The records are to be restated in their entirety, word for word.
☆ ☆ ☆ ☆ ☆ ☆ ☆
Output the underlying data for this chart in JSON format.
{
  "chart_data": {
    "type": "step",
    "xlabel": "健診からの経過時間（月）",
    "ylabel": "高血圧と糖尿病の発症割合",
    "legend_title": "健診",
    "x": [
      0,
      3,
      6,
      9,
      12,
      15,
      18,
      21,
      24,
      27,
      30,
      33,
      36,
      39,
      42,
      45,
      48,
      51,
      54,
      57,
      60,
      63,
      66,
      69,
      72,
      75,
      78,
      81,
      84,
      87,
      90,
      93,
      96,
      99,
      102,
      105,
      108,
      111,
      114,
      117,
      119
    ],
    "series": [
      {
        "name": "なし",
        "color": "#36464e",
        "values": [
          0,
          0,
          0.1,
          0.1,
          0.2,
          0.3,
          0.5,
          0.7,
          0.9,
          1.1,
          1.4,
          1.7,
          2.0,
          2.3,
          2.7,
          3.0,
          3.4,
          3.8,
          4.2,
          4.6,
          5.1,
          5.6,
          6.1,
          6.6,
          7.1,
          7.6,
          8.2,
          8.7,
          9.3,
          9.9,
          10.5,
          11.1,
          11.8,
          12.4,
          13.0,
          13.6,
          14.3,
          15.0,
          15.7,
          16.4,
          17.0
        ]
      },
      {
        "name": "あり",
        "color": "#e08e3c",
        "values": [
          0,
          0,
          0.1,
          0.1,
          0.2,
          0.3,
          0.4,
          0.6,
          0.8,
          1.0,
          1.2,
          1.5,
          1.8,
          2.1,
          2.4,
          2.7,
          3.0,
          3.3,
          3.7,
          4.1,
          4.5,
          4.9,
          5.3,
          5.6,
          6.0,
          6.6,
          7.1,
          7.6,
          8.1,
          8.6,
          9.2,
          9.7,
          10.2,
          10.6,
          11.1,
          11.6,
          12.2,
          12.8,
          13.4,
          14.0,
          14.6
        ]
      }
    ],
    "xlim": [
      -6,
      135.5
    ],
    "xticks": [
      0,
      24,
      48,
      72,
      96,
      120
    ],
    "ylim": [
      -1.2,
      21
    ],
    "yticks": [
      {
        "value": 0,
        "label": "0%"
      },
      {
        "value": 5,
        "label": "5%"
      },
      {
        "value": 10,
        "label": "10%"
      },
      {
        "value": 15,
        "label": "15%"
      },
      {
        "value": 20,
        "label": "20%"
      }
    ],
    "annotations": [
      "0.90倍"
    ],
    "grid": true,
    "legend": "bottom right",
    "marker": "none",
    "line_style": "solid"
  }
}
☆ ☆ ☆ ☆ ☆ ☆ ☆
Task output
Output the underlying data for this chart in JSON format.
{
  "chart_data": {
    "type": "step",
    "xlabel": "健診からの経過時間（月）",
    "ylabel": "高血圧と糖尿病の発症割合",
    "legend_title": "健診",
    "x": [
      0,
      3,
      6,
      9,
      12,
      15,
      18,
      21,
      24,
      27,
      30,
      33,
      36,
      39,
      42,
      45,
      48,
      51,
      54,
      57,
      60,
      63,
      66,
      69,
      72,
      75,
      78,
      81,
      84,
      87,
      90,
      93,
      96,
      99,
      102,
      105,
      108,
      111,
      114,
      117,
      119
    ],
    "series": [
      {
        "name": "なし",
        "color": "#36464e",
        "values": [
          0,
          0,
          0.1,
          0.1,
          0.2,
          0.3,
          0.5,
          0.7,
          0.9,
          1.1,
          1.4,
          1.7,
          2.0,
          2.3,
          2.7,
          3.0,
          3.4,
          3.8,
          4.2,
          4.6,
          5.1,
          5.6,
          6.1,
          6.6,
          7.1,
          7.6,
          8.2,
          8.7,
          9.3,
          9.9,
          10.5,
          11.1,
          11.8,
          12.4,
          13.0,
          13.6,
          14.3,
          15.0,
          15.7,
          16.4,
          17.0
        ]
      },
      {
        "name": "あり",
        "color": "#e08e3c",
        "values": [
          0,
          0,
          0.1,
          0.1,
          0.2,
          0.3,
          0.4,
          0.6,
          0.8,
          1.0,
          1.2,
          1.5,
          1.8,
          2.1,
          2.4,
          2.7,
          3.0,
          3.3,
          3.7,
          4.1,
          4.5,
          4.9,
          5.3,
          5.6,
          6.0,
          6.6,
          7.1,
          7.6,
          8.1,
          8.6,
          9.2,
          9.7,
          10.2,
          10.6,
          11.1,
          11.6,
          12.2,
          12.8,
          13.4,
          14.0,
          14.6
        ]
      }
    ],
    "xlim": [
      -6,
      135.5
    ],
    "xticks": [
      0,
      24,
      48,
      72,
      96,
      120
    ],
    "ylim": [
      -1.2,
      21
    ],
    "yticks": [
      {
        "value": 0,
        "label": "0%"
      },
      {
        "value": 5,
        "label": "5%"
      },
      {
        "value": 10,
        "label": "10%"
      },
      {
        "value": 15,
        "label": "15%"
      },
      {
        "value": 20,
        "label": "20%"
      }
    ],
    "annotations": [
      "0.90倍"
    ],
    "grid": true,
    "legend": "bottom right",
    "marker": "none",
    "line_style": "solid"
  }
}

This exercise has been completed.